Material>
_____
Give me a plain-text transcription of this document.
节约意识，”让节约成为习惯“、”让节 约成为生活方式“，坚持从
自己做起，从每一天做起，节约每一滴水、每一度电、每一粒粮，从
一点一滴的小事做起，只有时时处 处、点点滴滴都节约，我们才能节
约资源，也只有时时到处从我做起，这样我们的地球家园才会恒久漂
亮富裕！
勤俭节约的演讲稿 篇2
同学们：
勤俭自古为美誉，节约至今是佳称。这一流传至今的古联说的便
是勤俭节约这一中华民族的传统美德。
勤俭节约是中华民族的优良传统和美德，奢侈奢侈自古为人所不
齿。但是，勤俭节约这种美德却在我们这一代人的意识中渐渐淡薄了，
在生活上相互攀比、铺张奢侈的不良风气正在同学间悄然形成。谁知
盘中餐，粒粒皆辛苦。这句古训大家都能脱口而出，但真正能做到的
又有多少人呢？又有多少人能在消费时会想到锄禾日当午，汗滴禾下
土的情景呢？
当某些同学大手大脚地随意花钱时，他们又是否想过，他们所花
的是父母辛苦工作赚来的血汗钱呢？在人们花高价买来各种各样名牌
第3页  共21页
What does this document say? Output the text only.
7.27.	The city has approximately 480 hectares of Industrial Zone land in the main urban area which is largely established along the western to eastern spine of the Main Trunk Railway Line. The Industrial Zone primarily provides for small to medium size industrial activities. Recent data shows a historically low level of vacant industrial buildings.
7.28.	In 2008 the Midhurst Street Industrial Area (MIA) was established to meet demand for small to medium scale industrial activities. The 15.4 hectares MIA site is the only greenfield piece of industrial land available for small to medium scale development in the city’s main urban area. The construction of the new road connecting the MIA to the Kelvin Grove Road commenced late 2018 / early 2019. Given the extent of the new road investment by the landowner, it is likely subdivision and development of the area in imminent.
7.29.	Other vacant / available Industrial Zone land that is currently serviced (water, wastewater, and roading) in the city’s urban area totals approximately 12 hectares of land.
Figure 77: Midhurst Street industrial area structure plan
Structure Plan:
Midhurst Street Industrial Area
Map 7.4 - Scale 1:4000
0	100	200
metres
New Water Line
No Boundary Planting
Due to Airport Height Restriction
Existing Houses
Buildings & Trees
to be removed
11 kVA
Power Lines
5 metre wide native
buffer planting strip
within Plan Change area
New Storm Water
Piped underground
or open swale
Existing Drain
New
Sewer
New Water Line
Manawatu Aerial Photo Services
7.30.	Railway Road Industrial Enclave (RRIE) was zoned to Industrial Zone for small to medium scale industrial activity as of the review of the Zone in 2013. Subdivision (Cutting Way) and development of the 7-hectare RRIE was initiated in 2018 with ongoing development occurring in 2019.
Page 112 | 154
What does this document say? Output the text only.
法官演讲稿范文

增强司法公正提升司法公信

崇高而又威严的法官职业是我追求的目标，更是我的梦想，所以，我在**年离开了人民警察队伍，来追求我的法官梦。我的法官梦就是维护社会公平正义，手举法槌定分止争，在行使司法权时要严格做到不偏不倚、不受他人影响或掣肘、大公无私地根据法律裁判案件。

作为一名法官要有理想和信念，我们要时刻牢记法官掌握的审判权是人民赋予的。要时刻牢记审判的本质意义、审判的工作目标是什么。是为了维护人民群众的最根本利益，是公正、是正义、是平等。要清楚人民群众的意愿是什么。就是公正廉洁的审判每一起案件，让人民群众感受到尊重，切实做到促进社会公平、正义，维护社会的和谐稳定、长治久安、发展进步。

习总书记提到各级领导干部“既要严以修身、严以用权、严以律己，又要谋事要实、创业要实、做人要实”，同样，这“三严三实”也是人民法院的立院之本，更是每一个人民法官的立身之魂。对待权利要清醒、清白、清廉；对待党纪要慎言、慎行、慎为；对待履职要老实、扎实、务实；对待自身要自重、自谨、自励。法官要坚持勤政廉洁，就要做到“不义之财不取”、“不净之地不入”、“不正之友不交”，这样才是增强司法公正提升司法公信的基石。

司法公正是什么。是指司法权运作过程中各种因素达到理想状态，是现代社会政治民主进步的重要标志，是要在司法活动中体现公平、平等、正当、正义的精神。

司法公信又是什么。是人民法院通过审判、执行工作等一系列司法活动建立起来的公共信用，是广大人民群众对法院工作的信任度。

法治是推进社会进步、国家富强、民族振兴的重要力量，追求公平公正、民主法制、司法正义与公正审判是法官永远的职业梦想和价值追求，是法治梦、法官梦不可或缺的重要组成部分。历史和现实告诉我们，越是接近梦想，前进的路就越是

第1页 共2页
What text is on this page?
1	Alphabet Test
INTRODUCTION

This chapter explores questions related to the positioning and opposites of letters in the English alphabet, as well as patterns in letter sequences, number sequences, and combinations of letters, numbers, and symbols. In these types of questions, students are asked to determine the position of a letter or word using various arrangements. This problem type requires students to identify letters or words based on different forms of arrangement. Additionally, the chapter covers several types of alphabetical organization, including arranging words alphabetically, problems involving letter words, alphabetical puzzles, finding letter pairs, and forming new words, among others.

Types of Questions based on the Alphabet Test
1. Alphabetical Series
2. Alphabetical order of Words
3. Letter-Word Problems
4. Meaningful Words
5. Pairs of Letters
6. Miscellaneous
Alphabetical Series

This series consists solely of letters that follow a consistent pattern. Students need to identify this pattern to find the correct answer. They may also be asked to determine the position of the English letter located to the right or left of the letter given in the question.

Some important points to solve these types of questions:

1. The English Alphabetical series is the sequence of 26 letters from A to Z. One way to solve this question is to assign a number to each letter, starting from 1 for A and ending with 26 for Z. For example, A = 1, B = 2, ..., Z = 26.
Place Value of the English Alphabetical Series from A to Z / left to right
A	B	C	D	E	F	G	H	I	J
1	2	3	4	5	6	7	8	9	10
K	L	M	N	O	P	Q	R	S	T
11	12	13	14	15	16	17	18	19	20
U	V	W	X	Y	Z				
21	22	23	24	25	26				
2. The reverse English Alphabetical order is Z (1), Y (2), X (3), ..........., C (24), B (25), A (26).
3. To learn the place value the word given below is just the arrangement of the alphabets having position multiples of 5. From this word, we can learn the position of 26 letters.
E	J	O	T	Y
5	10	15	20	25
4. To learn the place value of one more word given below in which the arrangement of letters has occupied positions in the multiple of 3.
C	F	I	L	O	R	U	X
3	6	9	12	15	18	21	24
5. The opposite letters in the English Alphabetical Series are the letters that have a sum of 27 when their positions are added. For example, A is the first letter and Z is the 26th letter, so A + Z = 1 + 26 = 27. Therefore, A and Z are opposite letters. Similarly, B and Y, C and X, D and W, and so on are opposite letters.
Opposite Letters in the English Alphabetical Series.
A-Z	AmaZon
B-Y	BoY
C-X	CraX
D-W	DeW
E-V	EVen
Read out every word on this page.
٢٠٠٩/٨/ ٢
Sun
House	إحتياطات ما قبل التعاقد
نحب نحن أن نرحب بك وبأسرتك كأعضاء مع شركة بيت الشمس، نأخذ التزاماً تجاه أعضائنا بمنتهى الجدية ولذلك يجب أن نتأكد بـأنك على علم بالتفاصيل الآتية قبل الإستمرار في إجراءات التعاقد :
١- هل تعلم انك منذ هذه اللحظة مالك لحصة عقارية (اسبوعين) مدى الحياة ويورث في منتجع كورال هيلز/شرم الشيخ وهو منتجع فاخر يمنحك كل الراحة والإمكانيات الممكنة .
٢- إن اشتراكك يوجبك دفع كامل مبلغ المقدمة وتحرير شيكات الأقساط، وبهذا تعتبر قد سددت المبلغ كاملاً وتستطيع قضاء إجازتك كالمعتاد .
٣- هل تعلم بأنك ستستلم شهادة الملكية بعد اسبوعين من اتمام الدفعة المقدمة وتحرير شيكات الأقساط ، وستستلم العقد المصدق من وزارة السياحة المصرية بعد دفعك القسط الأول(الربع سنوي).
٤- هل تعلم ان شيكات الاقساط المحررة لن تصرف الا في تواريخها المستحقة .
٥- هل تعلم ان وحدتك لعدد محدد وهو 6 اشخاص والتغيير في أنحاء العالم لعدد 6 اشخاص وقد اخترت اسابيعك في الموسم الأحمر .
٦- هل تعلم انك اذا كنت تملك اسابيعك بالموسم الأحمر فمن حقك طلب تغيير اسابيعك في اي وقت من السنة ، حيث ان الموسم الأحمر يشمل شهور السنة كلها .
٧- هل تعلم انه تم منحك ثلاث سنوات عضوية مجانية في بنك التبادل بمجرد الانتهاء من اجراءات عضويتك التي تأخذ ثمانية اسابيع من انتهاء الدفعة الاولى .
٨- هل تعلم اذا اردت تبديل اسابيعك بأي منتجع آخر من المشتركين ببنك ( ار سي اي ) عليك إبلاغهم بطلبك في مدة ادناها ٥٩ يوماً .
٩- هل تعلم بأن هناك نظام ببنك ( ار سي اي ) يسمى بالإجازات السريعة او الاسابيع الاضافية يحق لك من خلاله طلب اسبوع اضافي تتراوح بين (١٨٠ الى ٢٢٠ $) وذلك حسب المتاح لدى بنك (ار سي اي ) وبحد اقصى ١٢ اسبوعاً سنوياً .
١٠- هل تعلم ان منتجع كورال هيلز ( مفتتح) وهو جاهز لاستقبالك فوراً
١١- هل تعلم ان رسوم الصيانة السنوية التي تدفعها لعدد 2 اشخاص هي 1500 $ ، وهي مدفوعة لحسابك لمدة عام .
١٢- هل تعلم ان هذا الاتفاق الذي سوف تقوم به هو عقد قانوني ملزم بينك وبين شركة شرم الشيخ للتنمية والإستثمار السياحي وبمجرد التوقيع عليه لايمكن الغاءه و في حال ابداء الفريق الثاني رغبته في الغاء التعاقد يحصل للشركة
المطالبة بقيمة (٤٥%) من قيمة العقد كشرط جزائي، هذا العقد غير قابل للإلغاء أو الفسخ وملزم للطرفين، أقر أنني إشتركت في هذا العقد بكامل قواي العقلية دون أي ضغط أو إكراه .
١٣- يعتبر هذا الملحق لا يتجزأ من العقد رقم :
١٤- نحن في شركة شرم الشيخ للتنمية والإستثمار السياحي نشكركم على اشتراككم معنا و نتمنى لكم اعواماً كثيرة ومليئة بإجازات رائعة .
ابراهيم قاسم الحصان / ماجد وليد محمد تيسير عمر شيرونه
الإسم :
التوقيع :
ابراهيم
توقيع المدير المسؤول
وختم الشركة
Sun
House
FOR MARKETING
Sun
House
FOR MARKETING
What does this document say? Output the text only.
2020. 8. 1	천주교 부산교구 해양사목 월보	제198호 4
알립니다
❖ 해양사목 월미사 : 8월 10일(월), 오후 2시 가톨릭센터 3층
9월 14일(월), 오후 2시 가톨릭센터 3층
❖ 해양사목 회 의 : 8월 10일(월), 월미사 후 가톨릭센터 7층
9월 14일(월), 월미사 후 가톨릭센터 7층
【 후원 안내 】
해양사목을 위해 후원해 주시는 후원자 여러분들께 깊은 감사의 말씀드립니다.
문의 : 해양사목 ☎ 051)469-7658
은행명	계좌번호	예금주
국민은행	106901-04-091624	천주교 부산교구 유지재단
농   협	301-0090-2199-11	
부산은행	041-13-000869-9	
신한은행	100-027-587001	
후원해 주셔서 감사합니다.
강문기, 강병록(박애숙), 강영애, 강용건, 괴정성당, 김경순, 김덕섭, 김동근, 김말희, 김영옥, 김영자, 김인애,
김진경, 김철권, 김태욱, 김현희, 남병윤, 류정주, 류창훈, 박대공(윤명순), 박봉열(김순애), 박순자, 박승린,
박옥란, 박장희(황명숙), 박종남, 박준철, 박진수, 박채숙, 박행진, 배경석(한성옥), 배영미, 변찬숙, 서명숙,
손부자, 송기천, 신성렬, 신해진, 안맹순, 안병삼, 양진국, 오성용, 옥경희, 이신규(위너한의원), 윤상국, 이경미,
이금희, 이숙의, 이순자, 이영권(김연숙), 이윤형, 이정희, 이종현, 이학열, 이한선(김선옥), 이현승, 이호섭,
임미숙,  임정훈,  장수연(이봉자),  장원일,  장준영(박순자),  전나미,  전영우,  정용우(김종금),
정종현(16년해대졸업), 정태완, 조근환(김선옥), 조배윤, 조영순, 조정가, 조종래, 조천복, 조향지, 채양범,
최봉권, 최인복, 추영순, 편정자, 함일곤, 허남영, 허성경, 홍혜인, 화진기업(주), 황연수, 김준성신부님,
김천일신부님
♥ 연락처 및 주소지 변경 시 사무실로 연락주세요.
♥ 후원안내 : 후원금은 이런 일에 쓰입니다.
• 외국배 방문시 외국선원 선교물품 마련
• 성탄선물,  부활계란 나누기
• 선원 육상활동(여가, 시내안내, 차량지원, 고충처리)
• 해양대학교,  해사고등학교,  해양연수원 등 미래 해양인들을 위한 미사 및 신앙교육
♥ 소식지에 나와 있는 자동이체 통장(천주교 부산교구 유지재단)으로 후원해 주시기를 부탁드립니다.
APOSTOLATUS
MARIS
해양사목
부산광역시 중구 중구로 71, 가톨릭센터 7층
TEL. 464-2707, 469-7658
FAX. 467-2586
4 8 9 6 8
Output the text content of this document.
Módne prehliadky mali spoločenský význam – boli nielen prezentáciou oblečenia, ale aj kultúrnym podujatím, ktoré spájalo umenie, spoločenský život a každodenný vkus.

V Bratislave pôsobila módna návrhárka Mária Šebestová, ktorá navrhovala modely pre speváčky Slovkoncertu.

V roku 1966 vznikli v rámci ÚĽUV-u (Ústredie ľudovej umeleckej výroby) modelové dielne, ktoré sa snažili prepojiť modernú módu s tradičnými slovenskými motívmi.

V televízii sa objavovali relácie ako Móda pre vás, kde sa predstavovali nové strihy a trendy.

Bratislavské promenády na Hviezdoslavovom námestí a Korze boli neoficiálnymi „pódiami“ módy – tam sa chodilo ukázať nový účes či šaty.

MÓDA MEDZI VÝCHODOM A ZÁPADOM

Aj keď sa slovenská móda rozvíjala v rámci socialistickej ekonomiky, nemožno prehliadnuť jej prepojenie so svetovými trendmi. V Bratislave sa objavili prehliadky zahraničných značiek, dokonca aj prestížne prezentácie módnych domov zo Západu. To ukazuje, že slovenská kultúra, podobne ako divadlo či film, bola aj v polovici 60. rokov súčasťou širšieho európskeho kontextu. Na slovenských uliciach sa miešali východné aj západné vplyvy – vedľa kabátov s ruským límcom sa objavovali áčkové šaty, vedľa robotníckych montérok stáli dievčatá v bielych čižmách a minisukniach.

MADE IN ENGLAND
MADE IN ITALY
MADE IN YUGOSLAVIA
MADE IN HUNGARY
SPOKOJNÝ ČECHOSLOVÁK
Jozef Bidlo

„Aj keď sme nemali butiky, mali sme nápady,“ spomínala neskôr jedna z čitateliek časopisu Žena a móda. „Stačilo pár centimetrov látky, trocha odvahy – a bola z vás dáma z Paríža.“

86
_____
What to work on> Check each line above for the word "ktoré", and copy the lines where it appears.

Response to this exercise>
Módne prehliadky mali spoločenský význam – boli nielen prezentáciou oblečenia, ale aj kultúrnym podujatím, ktoré spájalo umenie, spoločenský život a každodenný vkus.
V roku 1966 vznikli v rámci ÚĽUV-u (Ústredie ľudovej umeleckej výroby) modelové dielne, ktoré sa snažili prepojiť modernú módu s tradičnými slovenskými motívmi.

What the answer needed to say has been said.